#### Stored rows ####

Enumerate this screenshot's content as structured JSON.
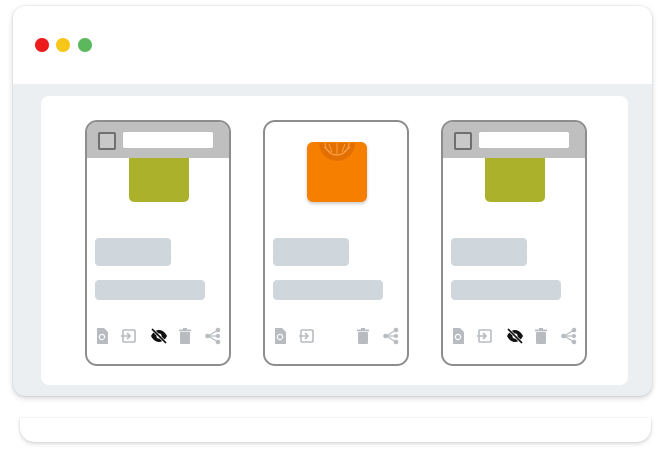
{
  "window": {
    "controls": [
      {
        "name": "close",
        "color": "#ec1c1c"
      },
      {
        "name": "minimize",
        "color": "#f6c719"
      },
      {
        "name": "maximize",
        "color": "#5cb85c"
      }
    ]
  },
  "cards": [
    {
      "thumbnail_color": "#abb12a",
      "selected": false,
      "visibility_icon": "eye-off-icon"
    },
    {
      "thumbnail_color": "#f77f00",
      "selected": false,
      "visibility_icon": null
    },
    {
      "thumbnail_color": "#abb12a",
      "selected": false,
      "visibility_icon": "eye-off-icon"
    }
  ],
  "card_actions": [
    "preview-icon",
    "move-icon",
    "eye-off-icon",
    "delete-icon",
    "share-icon"
  ],
  "colors": {
    "placeholder": "#cfd6dc",
    "icon_muted": "#b8bcc0",
    "icon_active": "#111111"
  }
}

####

*Work to complete*.
Reproduce every record above exactly, omitting the pictures.

*Exercise result*.
Enumerate this screenshot's content as structured JSON.
{
  "window": {
    "controls": [
      {
        "name": "close",
        "color": "#ec1c1c"
      },
      {
        "name": "minimize",
        "color": "#f6c719"
      },
      {
        "name": "maximize",
        "color": "#5cb85c"
      }
    ]
  },
  "cards": [
    {
      "thumbnail_color": "#abb12a",
      "selected": false,
      "visibility_icon": "eye-off-icon"
    },
    {
      "thumbnail_color": "#f77f00",
      "selected": false,
      "visibility_icon": null
    },
    {
      "thumbnail_color": "#abb12a",
      "selected": false,
      "visibility_icon": "eye-off-icon"
    }
  ],
  "card_actions": [
    "preview-icon",
    "move-icon",
    "eye-off-icon",
    "delete-icon",
    "share-icon"
  ],
  "colors": {
    "placeholder": "#cfd6dc",
    "icon_muted": "#b8bcc0",
    "icon_active": "#111111"
  }
}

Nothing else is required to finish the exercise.